◆ Exercise aim
Find how many lines contain "guestbook" and state only that number.

◆ Materials provided
_ _ _ _
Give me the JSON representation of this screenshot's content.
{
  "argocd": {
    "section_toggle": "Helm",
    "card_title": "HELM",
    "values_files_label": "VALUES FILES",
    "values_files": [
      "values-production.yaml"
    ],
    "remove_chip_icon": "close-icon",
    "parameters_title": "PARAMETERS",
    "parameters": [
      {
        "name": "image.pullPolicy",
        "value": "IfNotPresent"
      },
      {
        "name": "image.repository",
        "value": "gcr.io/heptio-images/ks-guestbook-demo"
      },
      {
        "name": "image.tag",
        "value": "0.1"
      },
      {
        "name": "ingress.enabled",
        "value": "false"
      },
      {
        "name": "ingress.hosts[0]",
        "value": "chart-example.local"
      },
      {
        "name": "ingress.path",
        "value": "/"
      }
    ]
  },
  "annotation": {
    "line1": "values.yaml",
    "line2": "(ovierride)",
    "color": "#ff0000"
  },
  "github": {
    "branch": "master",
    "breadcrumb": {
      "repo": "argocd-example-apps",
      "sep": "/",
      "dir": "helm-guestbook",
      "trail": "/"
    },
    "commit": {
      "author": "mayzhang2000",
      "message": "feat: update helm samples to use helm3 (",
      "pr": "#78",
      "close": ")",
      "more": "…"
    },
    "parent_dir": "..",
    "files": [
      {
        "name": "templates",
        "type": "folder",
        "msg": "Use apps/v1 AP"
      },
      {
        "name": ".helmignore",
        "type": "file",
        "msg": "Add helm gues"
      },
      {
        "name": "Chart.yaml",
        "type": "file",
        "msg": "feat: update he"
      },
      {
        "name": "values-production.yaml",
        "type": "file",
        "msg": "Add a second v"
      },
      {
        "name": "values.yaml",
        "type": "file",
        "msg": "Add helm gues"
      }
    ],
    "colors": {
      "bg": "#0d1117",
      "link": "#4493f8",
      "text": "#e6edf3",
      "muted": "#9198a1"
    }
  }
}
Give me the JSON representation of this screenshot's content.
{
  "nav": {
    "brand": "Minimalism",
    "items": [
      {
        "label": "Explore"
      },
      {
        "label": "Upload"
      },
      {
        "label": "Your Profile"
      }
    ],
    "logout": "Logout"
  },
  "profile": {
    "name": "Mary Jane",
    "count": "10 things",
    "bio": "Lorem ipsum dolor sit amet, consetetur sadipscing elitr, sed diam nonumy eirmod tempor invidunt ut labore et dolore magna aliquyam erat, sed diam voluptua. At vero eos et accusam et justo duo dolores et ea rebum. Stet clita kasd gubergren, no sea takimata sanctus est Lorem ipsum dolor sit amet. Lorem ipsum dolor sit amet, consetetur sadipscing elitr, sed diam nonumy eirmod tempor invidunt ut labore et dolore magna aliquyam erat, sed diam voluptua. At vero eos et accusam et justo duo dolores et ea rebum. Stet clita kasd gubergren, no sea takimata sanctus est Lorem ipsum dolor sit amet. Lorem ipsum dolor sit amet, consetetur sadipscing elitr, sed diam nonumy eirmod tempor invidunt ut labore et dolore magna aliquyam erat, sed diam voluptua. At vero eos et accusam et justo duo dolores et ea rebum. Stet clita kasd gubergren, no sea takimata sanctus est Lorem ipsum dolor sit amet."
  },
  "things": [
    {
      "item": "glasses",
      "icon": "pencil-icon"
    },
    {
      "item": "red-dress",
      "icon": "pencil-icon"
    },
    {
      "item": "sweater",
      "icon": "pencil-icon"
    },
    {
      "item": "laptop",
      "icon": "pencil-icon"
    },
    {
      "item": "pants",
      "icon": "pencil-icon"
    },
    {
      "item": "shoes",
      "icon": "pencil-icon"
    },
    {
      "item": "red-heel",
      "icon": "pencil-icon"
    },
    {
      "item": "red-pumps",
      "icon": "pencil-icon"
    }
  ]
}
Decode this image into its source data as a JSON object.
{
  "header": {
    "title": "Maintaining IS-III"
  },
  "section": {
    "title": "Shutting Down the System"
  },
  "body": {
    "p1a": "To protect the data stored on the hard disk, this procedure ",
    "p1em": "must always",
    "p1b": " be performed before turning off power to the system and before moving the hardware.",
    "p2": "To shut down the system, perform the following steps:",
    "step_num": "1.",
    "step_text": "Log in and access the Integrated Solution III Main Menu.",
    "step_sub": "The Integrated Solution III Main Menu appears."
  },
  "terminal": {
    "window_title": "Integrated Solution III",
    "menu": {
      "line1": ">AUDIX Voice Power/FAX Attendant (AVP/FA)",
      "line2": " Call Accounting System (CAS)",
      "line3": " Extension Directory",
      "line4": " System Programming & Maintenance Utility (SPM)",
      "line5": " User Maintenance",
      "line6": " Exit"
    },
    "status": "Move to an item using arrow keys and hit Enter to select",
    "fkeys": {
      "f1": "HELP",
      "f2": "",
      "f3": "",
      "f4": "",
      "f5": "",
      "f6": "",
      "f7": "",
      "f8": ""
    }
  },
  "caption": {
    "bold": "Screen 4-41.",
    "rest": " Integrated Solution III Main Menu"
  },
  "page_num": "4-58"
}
_ _ _ _
◆ Complete output
2